DATA ROWS |
## START

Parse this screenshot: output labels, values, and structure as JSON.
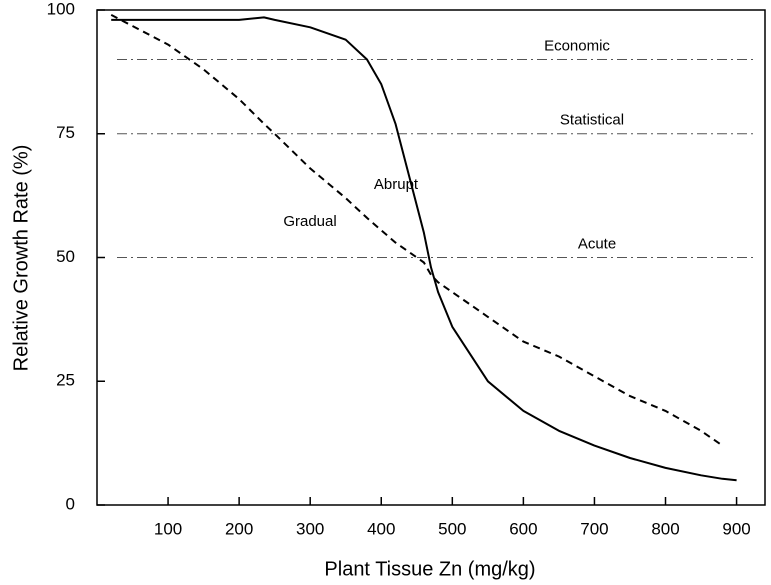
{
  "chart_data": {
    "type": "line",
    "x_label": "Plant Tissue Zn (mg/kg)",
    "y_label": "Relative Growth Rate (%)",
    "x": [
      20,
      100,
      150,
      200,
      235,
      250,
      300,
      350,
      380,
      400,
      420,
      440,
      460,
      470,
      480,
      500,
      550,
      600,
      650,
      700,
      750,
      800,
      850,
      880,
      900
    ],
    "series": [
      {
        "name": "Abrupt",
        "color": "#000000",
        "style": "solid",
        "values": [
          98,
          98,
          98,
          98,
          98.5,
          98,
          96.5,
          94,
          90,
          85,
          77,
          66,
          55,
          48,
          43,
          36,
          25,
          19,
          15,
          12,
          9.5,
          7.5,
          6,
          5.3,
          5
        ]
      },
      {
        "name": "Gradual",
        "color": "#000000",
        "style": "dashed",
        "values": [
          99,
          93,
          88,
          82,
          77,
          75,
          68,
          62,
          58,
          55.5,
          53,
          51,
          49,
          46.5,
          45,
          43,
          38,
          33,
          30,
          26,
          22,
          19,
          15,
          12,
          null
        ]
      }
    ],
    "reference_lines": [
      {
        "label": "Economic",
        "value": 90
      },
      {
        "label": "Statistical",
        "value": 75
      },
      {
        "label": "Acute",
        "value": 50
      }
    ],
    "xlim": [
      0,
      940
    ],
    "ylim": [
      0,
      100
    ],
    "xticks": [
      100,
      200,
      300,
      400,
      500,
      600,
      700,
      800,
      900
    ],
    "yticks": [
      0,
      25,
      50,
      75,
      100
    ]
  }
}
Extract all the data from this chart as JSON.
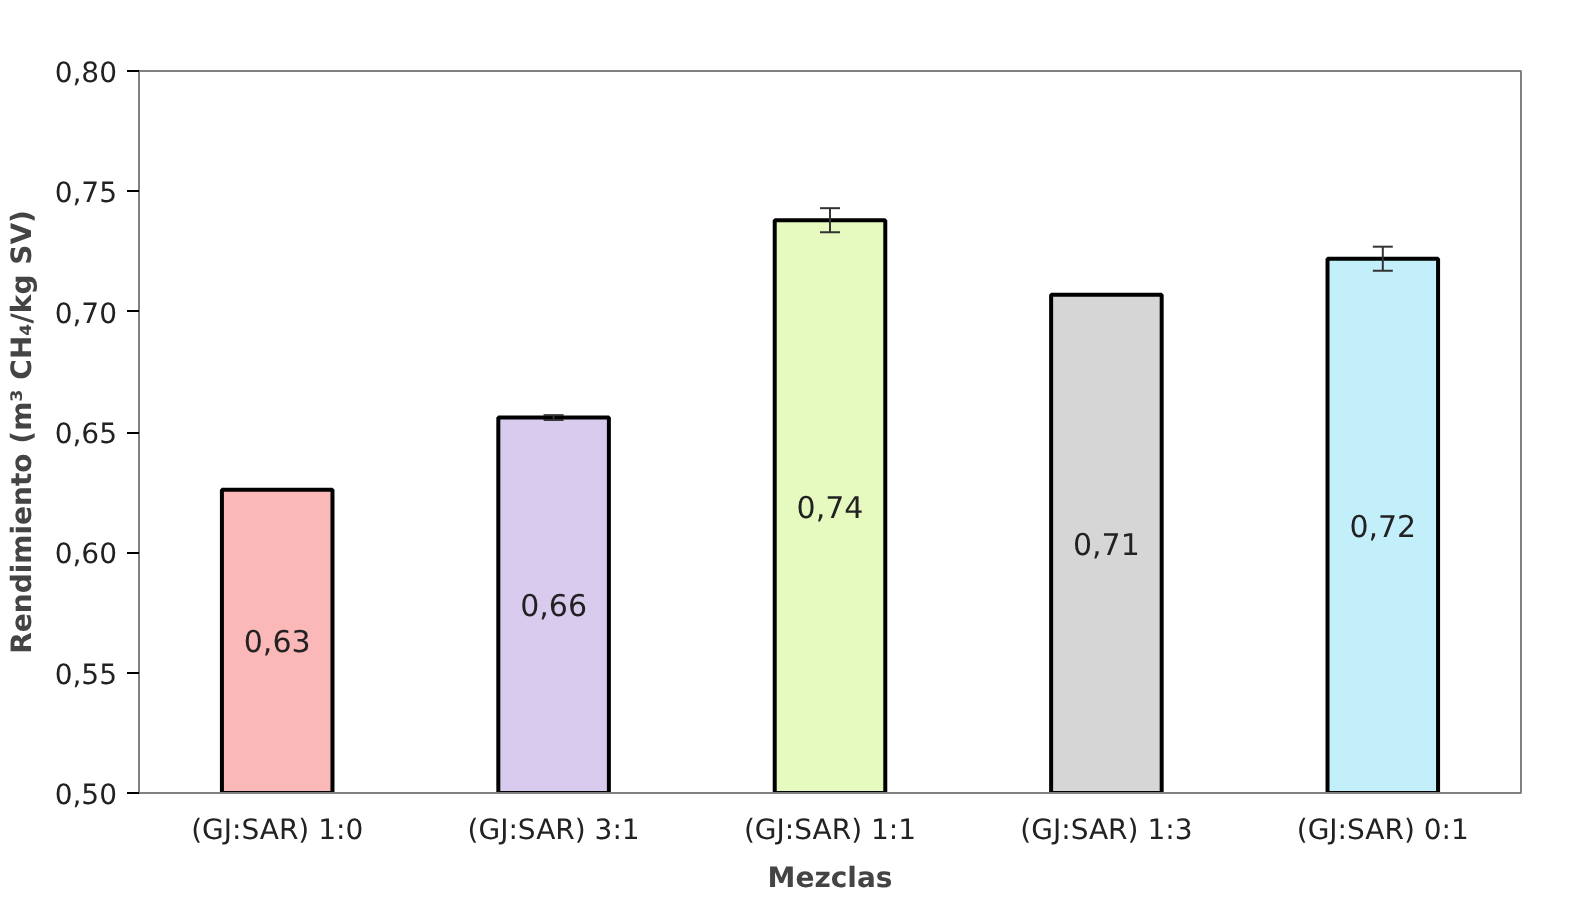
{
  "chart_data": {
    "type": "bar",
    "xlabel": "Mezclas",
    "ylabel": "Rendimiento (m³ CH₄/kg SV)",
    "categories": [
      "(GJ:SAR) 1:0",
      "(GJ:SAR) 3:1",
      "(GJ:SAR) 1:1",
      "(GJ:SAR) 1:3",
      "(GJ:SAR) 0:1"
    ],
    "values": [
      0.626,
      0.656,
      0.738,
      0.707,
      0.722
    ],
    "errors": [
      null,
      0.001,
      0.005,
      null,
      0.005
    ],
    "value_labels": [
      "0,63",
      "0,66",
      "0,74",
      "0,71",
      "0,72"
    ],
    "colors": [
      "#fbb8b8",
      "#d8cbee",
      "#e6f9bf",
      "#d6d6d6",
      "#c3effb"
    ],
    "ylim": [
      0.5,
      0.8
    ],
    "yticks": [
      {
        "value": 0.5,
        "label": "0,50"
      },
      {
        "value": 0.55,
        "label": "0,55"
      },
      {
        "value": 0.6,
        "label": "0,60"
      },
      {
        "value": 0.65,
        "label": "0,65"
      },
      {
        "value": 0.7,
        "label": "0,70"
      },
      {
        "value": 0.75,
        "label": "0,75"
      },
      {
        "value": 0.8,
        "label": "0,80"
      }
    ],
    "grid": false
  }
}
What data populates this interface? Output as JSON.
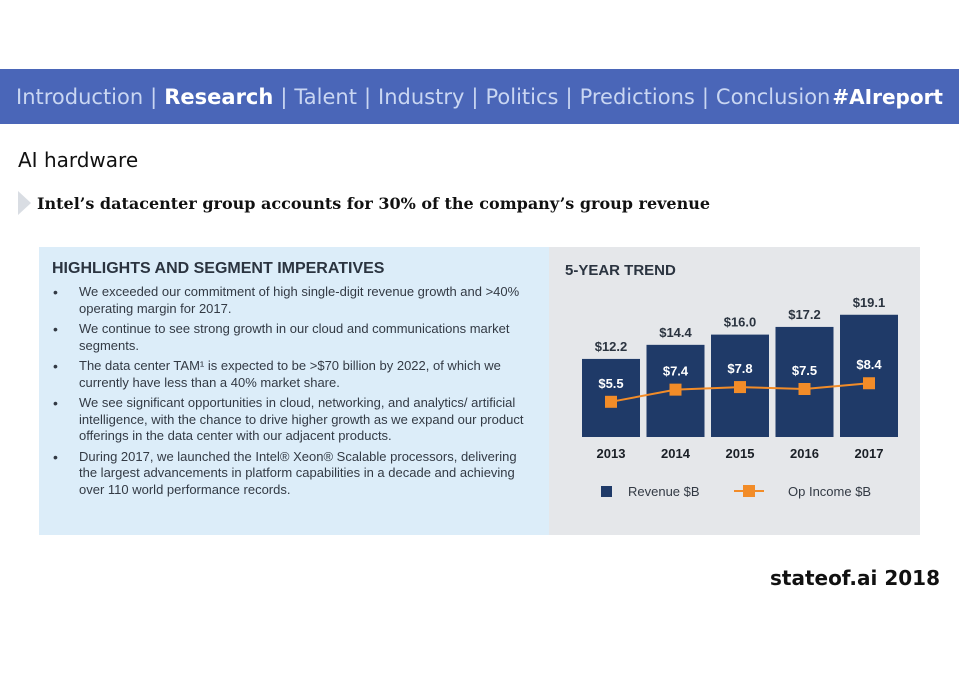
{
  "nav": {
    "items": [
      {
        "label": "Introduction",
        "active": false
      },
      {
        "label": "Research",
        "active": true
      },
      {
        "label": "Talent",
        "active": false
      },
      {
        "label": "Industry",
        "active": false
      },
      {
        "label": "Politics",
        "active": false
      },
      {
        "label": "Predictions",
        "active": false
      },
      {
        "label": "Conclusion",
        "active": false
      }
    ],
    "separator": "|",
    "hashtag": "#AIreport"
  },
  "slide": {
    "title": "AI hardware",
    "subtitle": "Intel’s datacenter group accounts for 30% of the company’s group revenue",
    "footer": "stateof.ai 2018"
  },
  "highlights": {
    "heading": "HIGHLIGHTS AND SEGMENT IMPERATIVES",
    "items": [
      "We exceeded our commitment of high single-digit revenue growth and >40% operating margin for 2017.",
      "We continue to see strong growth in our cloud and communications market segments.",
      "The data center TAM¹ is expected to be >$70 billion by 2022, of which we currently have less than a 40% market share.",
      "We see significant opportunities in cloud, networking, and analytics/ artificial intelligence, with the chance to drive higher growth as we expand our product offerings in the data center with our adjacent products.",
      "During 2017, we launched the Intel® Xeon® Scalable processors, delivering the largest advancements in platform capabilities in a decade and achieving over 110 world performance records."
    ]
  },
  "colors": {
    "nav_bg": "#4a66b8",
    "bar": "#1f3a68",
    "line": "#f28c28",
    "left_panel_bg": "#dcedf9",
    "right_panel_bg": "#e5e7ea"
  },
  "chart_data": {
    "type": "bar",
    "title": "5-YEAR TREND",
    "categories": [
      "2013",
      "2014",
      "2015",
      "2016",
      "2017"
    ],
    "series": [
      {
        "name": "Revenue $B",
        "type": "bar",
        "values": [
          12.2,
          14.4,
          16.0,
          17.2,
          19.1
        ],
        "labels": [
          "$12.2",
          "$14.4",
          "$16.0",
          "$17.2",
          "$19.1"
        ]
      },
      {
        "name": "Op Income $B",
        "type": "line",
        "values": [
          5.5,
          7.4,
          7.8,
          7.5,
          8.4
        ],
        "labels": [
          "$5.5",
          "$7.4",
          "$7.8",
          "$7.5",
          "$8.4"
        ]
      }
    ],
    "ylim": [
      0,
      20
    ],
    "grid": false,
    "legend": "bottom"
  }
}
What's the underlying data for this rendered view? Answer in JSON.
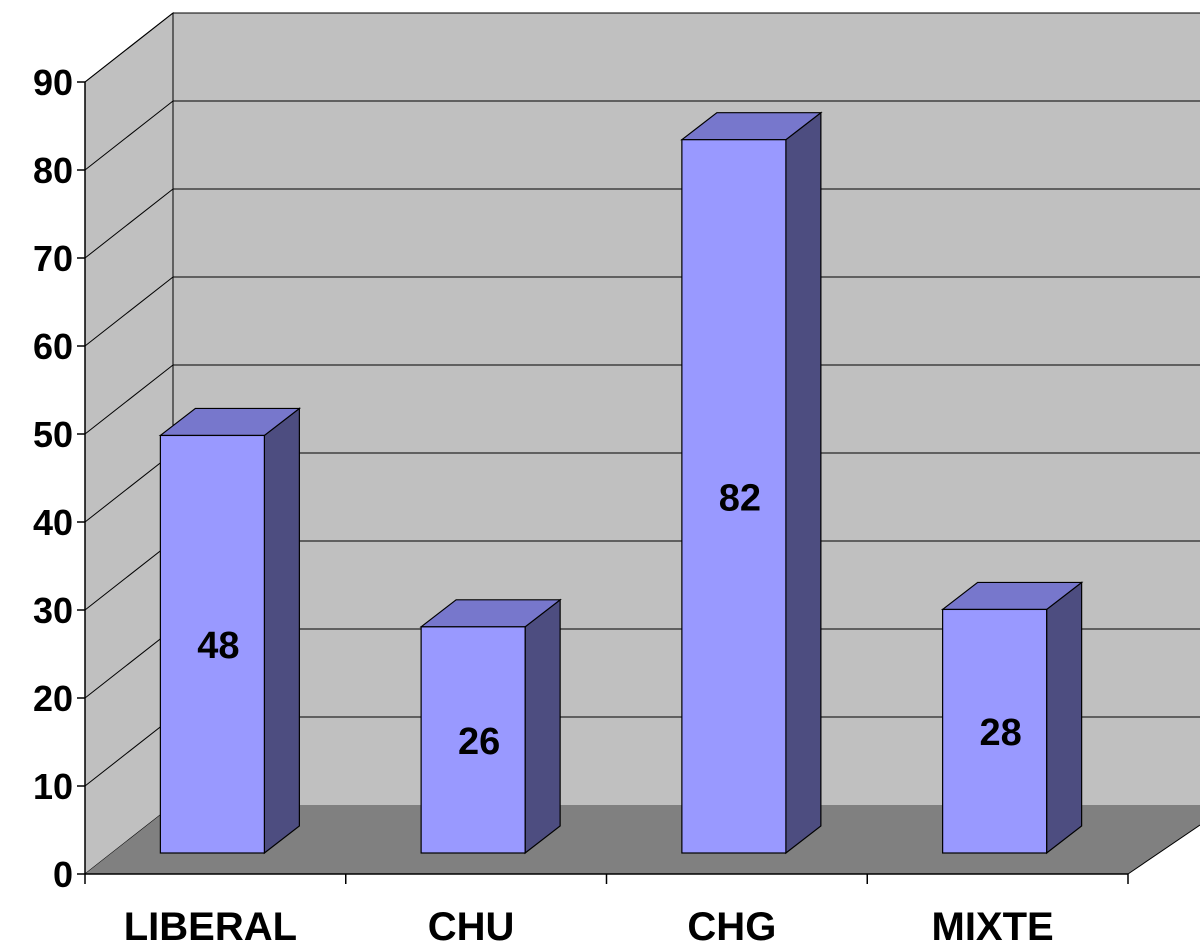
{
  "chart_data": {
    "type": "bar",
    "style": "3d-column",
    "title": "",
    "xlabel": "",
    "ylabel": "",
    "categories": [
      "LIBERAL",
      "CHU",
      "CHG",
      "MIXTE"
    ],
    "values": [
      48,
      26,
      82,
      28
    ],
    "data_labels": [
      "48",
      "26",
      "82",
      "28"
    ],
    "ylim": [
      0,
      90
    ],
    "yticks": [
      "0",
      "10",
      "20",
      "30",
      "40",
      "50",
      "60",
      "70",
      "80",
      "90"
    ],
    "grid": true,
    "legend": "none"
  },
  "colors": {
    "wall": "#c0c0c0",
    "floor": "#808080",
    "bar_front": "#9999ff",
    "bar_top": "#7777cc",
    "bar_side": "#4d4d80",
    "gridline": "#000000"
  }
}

## END

WORK INSTRUCTIONS | Only the number is wanted: how many lines in the data include the string "What"?

FULL OUTPUT | 2